--- TEXTO DE LEITURA ---
O desembargador João Marcos Buch, do Tribunal de Justiça de Santa Catarina (TJSC), utilizou as redes sociais nesta terça-feira (28) para criticar a megaoperação policial que deixou 64 mortos nos Complexos do Alemão e da Penha, no Rio de Janeiro. Segundo ele, “segurança pública não se faz com violência pública” e a estratégia de confrontos armados é um modelo “fracassado” para enfrentar a criminalidade.
Buch ressaltou que operações desse tipo geram graves impactos para a população local, como suspensão de aulas, paralisação de serviços de saúde e transporte, além de mortes e enfrentamentos que pouco alteram a realidade das comunidades. Para o magistrado, a rotina volta ao normal dias depois, sem mudanças estruturais nas condições de vida.
O desembargador enfatizou que o modelo baseado em confrontos armados — “operação policial → confronto → mortes → prisão” — já se mostrou ineficaz e não promove redução efetiva da criminalidade. Ele defende que políticas públicas inclusivas, envolvendo habitação, saneamento, saúde, educação, cultura, lazer e oportunidades de emprego, são caminhos mais eficientes e duradouros.
A manifestação ocorre após a operação Contenção, considerada pelo governador Cláudio Castro (PL) como a maior já realizada no estado, que mobilizou centenas de agentes, resultou em 81 prisões, 75 armas apreendidas e a morte de 64 pessoas, incluindo policiais e criminosos. A ação provocou medo na população e fechamento de vias, enquanto o governo defende a operação como necessária para conter o avanço de facções criminosas.
--- DADOS PARA REVISÃO ---
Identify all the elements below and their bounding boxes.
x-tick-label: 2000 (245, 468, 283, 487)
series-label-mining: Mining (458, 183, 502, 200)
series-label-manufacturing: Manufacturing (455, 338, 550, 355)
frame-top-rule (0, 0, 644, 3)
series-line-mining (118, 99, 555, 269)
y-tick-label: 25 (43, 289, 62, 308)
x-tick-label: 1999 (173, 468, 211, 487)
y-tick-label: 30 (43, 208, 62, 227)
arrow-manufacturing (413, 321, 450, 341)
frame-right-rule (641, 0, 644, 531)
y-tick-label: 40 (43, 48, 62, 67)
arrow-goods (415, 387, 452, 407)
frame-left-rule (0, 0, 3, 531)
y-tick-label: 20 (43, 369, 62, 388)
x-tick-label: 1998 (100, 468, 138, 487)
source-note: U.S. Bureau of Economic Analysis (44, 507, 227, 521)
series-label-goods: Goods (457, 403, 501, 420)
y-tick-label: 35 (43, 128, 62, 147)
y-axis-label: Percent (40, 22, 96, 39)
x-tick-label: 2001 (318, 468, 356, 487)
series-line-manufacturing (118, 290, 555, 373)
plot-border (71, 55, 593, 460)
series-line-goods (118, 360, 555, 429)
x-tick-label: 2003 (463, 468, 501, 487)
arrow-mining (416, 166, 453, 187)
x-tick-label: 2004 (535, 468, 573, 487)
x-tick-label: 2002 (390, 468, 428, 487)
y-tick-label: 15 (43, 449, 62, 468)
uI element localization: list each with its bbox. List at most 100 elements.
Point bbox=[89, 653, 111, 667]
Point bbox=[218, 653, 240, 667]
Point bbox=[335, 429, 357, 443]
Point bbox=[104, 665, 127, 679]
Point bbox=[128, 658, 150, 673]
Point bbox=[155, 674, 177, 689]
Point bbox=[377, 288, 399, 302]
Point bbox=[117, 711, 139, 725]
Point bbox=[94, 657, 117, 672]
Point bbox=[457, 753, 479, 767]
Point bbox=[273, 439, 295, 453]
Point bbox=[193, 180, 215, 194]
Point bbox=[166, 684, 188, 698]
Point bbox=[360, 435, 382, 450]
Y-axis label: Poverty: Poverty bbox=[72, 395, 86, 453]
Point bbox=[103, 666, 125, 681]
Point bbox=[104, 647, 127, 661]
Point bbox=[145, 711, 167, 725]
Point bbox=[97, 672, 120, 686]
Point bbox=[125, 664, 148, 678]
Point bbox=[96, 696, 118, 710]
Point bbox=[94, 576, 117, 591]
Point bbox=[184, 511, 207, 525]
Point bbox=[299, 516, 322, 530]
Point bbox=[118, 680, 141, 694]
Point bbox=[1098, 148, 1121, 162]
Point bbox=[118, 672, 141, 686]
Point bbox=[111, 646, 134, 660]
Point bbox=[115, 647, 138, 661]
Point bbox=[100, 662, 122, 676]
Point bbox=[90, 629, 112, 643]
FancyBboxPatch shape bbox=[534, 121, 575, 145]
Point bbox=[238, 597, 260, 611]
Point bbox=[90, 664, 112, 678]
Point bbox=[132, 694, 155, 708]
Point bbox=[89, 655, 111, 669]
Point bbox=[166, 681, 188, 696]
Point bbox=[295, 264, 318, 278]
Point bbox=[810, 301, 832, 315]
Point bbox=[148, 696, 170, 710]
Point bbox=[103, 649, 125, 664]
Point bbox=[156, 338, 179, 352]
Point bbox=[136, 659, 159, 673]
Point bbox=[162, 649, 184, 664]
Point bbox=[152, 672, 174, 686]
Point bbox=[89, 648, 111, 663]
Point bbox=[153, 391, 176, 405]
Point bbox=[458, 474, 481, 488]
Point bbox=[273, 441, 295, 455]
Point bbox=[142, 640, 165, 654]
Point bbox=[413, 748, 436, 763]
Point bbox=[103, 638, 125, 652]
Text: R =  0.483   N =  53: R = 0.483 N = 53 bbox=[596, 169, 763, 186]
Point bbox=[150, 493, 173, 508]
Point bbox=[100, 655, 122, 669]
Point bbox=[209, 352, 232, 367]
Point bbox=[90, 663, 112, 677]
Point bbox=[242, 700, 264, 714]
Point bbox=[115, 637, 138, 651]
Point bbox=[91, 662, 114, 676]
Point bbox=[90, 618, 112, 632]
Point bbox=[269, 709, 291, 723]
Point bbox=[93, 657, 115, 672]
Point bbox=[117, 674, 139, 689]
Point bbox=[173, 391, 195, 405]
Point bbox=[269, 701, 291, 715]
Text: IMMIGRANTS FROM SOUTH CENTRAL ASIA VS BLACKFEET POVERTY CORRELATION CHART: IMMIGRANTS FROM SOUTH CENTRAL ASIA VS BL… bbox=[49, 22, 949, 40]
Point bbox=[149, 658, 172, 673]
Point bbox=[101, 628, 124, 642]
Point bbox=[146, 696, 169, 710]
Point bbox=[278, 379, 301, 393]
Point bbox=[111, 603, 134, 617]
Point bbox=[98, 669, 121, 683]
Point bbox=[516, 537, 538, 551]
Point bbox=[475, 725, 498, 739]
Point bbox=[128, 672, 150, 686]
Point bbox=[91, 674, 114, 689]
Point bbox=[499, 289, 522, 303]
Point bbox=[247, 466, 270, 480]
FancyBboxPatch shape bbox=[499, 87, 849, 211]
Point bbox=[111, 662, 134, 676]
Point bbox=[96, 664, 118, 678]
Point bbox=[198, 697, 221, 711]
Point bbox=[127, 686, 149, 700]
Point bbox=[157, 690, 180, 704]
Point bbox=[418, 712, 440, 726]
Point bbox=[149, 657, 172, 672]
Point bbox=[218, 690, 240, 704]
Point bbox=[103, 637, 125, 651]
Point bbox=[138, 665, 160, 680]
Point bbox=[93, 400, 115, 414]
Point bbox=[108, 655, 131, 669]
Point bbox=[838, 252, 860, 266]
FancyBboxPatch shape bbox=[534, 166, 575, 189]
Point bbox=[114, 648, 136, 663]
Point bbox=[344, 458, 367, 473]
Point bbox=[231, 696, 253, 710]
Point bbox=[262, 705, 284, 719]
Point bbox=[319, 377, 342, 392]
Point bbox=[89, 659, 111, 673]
---
*ORDEM DE SERVIÇO A*
Devolva o trecho do texto de leitura que começa em "O desembargador João" e vai até "condições de vida.", sem alterar nada.
*ORDEM DE SERVIÇO B*
De acordo com o texto de leitura, quantas prisões a operação Contenção resultou?
As linhas não têm relação com o texto de leitura.

*SOLUÇÃO DO EXERCÍCIO A*
O desembargador João Marcos Buch, do Tribunal de Justiça de Santa Catarina (TJSC), utilizou as redes sociais nesta terça-feira (28) para criticar a megaoperação policial que deixou 64 mortos nos Complexos do Alemão e da Penha, no Rio de Janeiro. Segundo ele, “segurança pública não se faz com violência pública” e a estratégia de confrontos armados é um modelo “fracassado” para enfrentar a criminalidade.
Buch ressaltou que operações desse tipo geram graves impactos para a população local, como suspensão de aulas, paralisação de serviços de saúde e transporte, além de mortes e enfrentamentos que pouco alteram a realidade das comunidades. Para o magistrado, a rotina volta ao normal dias depois, sem mudanças estruturais nas condições de vida.

*SOLUÇÃO DO EXERCÍCIO B*
81 prisões.